- _GIVEN RECORDS_
□ □ □

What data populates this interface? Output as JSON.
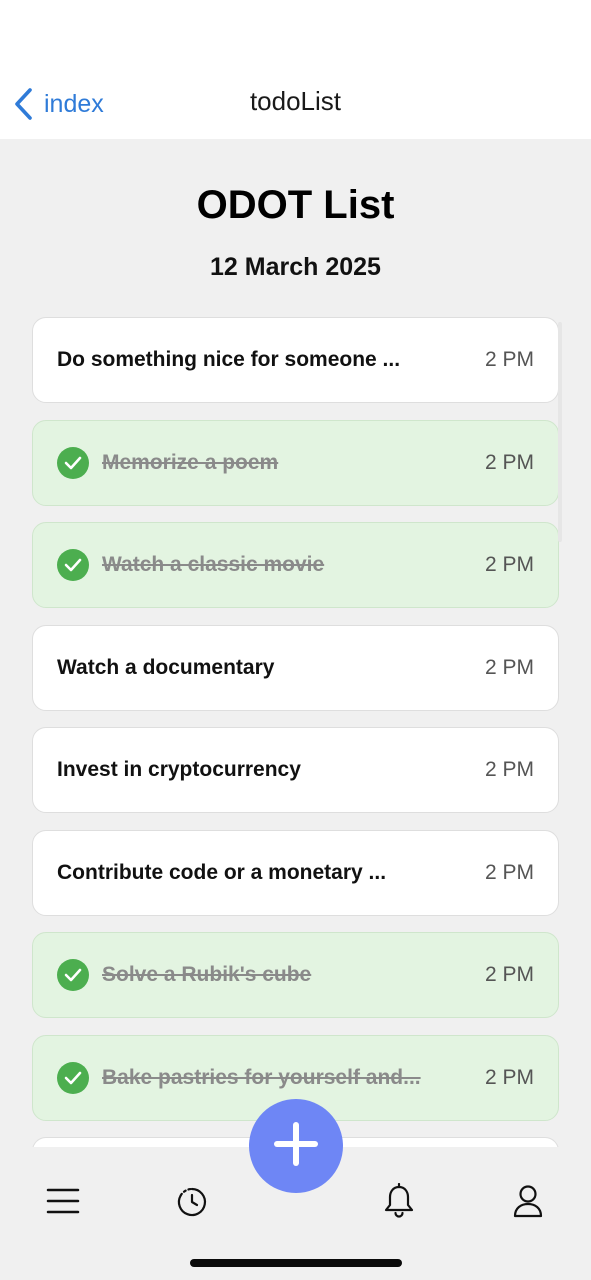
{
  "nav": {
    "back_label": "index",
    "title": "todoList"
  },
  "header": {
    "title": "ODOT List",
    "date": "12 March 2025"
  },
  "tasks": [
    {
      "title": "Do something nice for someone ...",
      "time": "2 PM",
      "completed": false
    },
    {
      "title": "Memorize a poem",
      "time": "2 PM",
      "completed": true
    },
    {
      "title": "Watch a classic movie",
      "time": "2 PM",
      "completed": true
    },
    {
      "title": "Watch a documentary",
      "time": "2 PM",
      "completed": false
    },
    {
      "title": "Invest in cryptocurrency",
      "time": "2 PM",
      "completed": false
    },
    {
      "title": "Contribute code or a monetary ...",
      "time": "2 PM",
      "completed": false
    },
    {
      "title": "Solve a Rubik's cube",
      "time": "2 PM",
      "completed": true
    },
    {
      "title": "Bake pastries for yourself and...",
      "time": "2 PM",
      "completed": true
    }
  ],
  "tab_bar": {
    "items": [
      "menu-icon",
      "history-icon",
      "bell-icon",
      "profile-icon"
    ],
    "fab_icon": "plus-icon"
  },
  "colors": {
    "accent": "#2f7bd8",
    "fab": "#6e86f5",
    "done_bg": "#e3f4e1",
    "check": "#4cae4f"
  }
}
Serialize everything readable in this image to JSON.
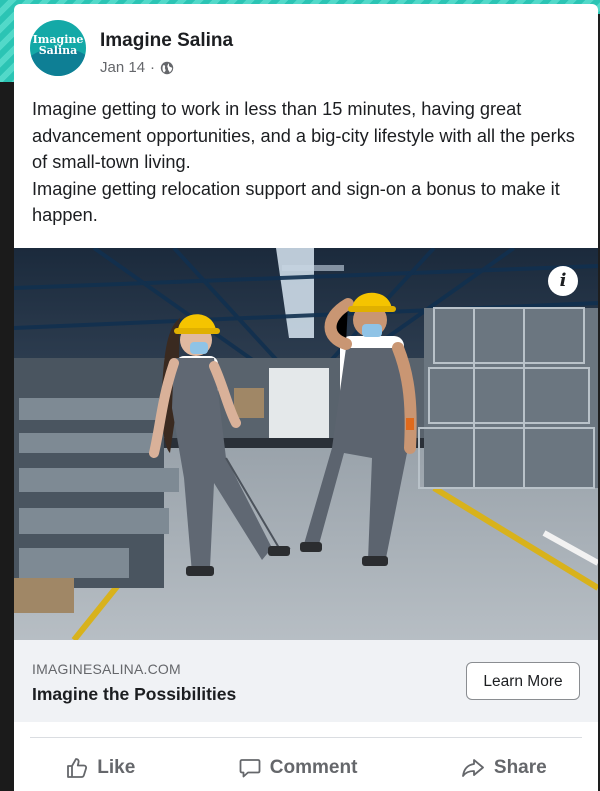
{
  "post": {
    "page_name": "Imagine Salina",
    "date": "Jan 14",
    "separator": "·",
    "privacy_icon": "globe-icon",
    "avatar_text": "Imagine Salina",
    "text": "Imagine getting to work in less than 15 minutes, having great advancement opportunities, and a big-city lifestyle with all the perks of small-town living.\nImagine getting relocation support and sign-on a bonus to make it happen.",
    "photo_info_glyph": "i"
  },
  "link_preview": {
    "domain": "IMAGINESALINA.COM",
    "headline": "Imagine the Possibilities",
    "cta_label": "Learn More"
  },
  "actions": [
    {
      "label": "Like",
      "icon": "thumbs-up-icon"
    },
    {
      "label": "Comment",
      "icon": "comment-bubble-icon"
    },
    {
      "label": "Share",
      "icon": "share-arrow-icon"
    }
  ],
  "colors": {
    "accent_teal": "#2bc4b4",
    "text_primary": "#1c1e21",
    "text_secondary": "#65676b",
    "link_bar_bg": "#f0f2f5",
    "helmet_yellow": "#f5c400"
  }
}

□ □ □

- _WHAT YOU SHOULD DO_
How many of these lines contain "title"? Write only the number.

- _ANSWER TO THIS EXERCISE_
10